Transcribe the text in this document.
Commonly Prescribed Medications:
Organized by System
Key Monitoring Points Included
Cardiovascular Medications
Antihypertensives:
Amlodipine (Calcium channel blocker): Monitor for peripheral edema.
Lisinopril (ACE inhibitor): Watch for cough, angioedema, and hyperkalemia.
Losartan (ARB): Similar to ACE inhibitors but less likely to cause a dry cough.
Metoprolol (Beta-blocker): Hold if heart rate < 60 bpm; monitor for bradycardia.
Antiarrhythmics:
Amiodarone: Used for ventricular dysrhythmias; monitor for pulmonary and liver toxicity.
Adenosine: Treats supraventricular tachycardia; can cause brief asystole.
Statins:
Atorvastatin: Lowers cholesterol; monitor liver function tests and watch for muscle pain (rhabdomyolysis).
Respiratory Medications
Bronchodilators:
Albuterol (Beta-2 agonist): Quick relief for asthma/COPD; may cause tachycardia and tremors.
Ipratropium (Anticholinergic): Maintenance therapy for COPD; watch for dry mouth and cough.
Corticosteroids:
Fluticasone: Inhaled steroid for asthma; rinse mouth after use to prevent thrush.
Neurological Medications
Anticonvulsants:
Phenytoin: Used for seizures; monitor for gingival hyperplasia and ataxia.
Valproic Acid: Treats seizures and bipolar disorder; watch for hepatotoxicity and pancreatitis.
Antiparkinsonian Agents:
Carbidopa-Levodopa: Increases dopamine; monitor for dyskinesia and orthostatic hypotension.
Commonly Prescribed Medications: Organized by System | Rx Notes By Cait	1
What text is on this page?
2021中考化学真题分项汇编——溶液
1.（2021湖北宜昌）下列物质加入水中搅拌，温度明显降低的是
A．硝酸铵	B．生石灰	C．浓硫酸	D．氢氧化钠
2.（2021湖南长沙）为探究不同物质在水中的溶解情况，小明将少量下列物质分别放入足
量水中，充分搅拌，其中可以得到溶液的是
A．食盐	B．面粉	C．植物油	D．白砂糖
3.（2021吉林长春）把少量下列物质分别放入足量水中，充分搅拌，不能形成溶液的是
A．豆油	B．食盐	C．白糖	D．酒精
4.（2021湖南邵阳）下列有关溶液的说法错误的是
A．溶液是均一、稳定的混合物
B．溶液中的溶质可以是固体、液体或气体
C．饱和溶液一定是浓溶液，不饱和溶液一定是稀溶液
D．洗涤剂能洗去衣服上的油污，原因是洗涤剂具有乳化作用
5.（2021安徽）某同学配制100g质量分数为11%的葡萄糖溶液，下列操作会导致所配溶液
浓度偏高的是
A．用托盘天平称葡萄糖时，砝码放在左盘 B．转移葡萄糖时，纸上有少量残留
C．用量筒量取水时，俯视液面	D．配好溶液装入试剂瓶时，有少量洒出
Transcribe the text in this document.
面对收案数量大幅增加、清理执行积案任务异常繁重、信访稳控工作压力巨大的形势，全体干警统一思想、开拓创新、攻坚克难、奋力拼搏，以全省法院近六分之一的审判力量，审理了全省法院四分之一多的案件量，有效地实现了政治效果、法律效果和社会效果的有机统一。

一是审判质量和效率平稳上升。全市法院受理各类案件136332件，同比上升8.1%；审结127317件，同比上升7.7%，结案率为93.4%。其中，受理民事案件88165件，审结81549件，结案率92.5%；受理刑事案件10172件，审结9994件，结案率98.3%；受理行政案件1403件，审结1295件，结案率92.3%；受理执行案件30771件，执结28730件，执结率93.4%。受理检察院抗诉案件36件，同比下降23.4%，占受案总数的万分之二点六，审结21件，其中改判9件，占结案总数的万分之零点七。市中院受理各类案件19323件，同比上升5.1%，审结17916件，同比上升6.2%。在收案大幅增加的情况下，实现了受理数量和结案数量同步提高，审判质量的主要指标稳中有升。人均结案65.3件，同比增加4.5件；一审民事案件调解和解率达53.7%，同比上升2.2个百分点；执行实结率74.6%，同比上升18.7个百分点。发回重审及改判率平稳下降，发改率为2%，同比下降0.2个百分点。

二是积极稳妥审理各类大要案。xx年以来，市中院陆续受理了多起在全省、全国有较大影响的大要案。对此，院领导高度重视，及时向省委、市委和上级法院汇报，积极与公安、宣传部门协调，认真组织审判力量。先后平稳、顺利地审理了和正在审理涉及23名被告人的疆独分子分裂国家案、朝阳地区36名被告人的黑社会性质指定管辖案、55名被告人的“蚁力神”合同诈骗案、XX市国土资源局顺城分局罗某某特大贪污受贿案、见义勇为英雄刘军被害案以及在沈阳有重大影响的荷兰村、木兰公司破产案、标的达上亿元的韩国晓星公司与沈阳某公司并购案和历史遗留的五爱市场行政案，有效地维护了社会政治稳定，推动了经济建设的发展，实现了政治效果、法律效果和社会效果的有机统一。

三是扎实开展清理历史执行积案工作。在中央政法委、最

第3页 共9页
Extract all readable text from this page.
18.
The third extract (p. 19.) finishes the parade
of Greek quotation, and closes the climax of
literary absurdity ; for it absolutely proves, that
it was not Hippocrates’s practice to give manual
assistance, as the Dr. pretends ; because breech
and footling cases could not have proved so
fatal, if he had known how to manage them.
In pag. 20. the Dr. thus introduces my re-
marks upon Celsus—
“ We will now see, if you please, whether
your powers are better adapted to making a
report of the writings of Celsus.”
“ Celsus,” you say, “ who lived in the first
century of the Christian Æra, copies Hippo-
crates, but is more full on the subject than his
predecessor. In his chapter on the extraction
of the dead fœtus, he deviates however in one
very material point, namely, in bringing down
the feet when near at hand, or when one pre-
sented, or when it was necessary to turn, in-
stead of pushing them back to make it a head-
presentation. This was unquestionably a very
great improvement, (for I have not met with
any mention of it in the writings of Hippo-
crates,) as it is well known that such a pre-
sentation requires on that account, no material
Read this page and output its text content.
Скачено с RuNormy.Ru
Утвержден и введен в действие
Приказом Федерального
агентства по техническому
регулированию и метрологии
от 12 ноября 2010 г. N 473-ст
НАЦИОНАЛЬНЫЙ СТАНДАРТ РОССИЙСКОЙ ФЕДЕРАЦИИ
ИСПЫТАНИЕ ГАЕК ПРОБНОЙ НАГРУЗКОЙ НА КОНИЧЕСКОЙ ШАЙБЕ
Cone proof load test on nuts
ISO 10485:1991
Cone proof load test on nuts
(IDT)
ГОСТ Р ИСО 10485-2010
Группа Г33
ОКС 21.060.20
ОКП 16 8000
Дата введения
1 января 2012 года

===

__Aim__: Once more, set down the full listing, verbatim.

__Reply to the exercise__:
Transcribe the text in this document.
Commonly Prescribed Medications:
Organized by System
Key Monitoring Points Included
Cardiovascular Medications
Antihypertensives:
Amlodipine (Calcium channel blocker): Monitor for peripheral edema.
Lisinopril (ACE inhibitor): Watch for cough, angioedema, and hyperkalemia.
Losartan (ARB): Similar to ACE inhibitors but less likely to cause a dry cough.
Metoprolol (Beta-blocker): Hold if heart rate < 60 bpm; monitor for bradycardia.
Antiarrhythmics:
Amiodarone: Used for ventricular dysrhythmias; monitor for pulmonary and liver toxicity.
Adenosine: Treats supraventricular tachycardia; can cause brief asystole.
Statins:
Atorvastatin: Lowers cholesterol; monitor liver function tests and watch for muscle pain (rhabdomyolysis).
Respiratory Medications
Bronchodilators:
Albuterol (Beta-2 agonist): Quick relief for asthma/COPD; may cause tachycardia and tremors.
Ipratropium (Anticholinergic): Maintenance therapy for COPD; watch for dry mouth and cough.
Corticosteroids:
Fluticasone: Inhaled steroid for asthma; rinse mouth after use to prevent thrush.
Neurological Medications
Anticonvulsants:
Phenytoin: Used for seizures; monitor for gingival hyperplasia and ataxia.
Valproic Acid: Treats seizures and bipolar disorder; watch for hepatotoxicity and pancreatitis.
Antiparkinsonian Agents:
Carbidopa-Levodopa: Increases dopamine; monitor for dyskinesia and orthostatic hypotension.
Commonly Prescribed Medications: Organized by System | Rx Notes By Cait	1
What text is on this page?
2021中考化学真题分项汇编——溶液
1.（2021湖北宜昌）下列物质加入水中搅拌，温度明显降低的是
A．硝酸铵	B．生石灰	C．浓硫酸	D．氢氧化钠
2.（2021湖南长沙）为探究不同物质在水中的溶解情况，小明将少量下列物质分别放入足
量水中，充分搅拌，其中可以得到溶液的是
A．食盐	B．面粉	C．植物油	D．白砂糖
3.（2021吉林长春）把少量下列物质分别放入足量水中，充分搅拌，不能形成溶液的是
A．豆油	B．食盐	C．白糖	D．酒精
4.（2021湖南邵阳）下列有关溶液的说法错误的是
A．溶液是均一、稳定的混合物
B．溶液中的溶质可以是固体、液体或气体
C．饱和溶液一定是浓溶液，不饱和溶液一定是稀溶液
D．洗涤剂能洗去衣服上的油污，原因是洗涤剂具有乳化作用
5.（2021安徽）某同学配制100g质量分数为11%的葡萄糖溶液，下列操作会导致所配溶液
浓度偏高的是
A．用托盘天平称葡萄糖时，砝码放在左盘 B．转移葡萄糖时，纸上有少量残留
C．用量筒量取水时，俯视液面	D．配好溶液装入试剂瓶时，有少量洒出
Transcribe the text in this document.
面对收案数量大幅增加、清理执行积案任务异常繁重、信访稳控工作压力巨大的形势，全体干警统一思想、开拓创新、攻坚克难、奋力拼搏，以全省法院近六分之一的审判力量，审理了全省法院四分之一多的案件量，有效地实现了政治效果、法律效果和社会效果的有机统一。

一是审判质量和效率平稳上升。全市法院受理各类案件136332件，同比上升8.1%；审结127317件，同比上升7.7%，结案率为93.4%。其中，受理民事案件88165件，审结81549件，结案率92.5%；受理刑事案件10172件，审结9994件，结案率98.3%；受理行政案件1403件，审结1295件，结案率92.3%；受理执行案件30771件，执结28730件，执结率93.4%。受理检察院抗诉案件36件，同比下降23.4%，占受案总数的万分之二点六，审结21件，其中改判9件，占结案总数的万分之零点七。市中院受理各类案件19323件，同比上升5.1%，审结17916件，同比上升6.2%。在收案大幅增加的情况下，实现了受理数量和结案数量同步提高，审判质量的主要指标稳中有升。人均结案65.3件，同比增加4.5件；一审民事案件调解和解率达53.7%，同比上升2.2个百分点；执行实结率74.6%，同比上升18.7个百分点。发回重审及改判率平稳下降，发改率为2%，同比下降0.2个百分点。

二是积极稳妥审理各类大要案。xx年以来，市中院陆续受理了多起在全省、全国有较大影响的大要案。对此，院领导高度重视，及时向省委、市委和上级法院汇报，积极与公安、宣传部门协调，认真组织审判力量。先后平稳、顺利地审理了和正在审理涉及23名被告人的疆独分子分裂国家案、朝阳地区36名被告人的黑社会性质指定管辖案、55名被告人的“蚁力神”合同诈骗案、XX市国土资源局顺城分局罗某某特大贪污受贿案、见义勇为英雄刘军被害案以及在沈阳有重大影响的荷兰村、木兰公司破产案、标的达上亿元的韩国晓星公司与沈阳某公司并购案和历史遗留的五爱市场行政案，有效地维护了社会政治稳定，推动了经济建设的发展，实现了政治效果、法律效果和社会效果的有机统一。

三是扎实开展清理历史执行积案工作。在中央政法委、最

第3页 共9页
Extract all readable text from this page.
18.
The third extract (p. 19.) finishes the parade
of Greek quotation, and closes the climax of
literary absurdity ; for it absolutely proves, that
it was not Hippocrates’s practice to give manual
assistance, as the Dr. pretends ; because breech
and footling cases could not have proved so
fatal, if he had known how to manage them.
In pag. 20. the Dr. thus introduces my re-
marks upon Celsus—
“ We will now see, if you please, whether
your powers are better adapted to making a
report of the writings of Celsus.”
“ Celsus,” you say, “ who lived in the first
century of the Christian Æra, copies Hippo-
crates, but is more full on the subject than his
predecessor. In his chapter on the extraction
of the dead fœtus, he deviates however in one
very material point, namely, in bringing down
the feet when near at hand, or when one pre-
sented, or when it was necessary to turn, in-
stead of pushing them back to make it a head-
presentation. This was unquestionably a very
great improvement, (for I have not met with
any mention of it in the writings of Hippo-
crates,) as it is well known that such a pre-
sentation requires on that account, no material
Read this page and output its text content.
Скачено с RuNormy.Ru
Утвержден и введен в действие
Приказом Федерального
агентства по техническому
регулированию и метрологии
от 12 ноября 2010 г. N 473-ст
НАЦИОНАЛЬНЫЙ СТАНДАРТ РОССИЙСКОЙ ФЕДЕРАЦИИ
ИСПЫТАНИЕ ГАЕК ПРОБНОЙ НАГРУЗКОЙ НА КОНИЧЕСКОЙ ШАЙБЕ
Cone proof load test on nuts
ISO 10485:1991
Cone proof load test on nuts
(IDT)
ГОСТ Р ИСО 10485-2010
Группа Г33
ОКС 21.060.20
ОКП 16 8000
Дата введения
1 января 2012 года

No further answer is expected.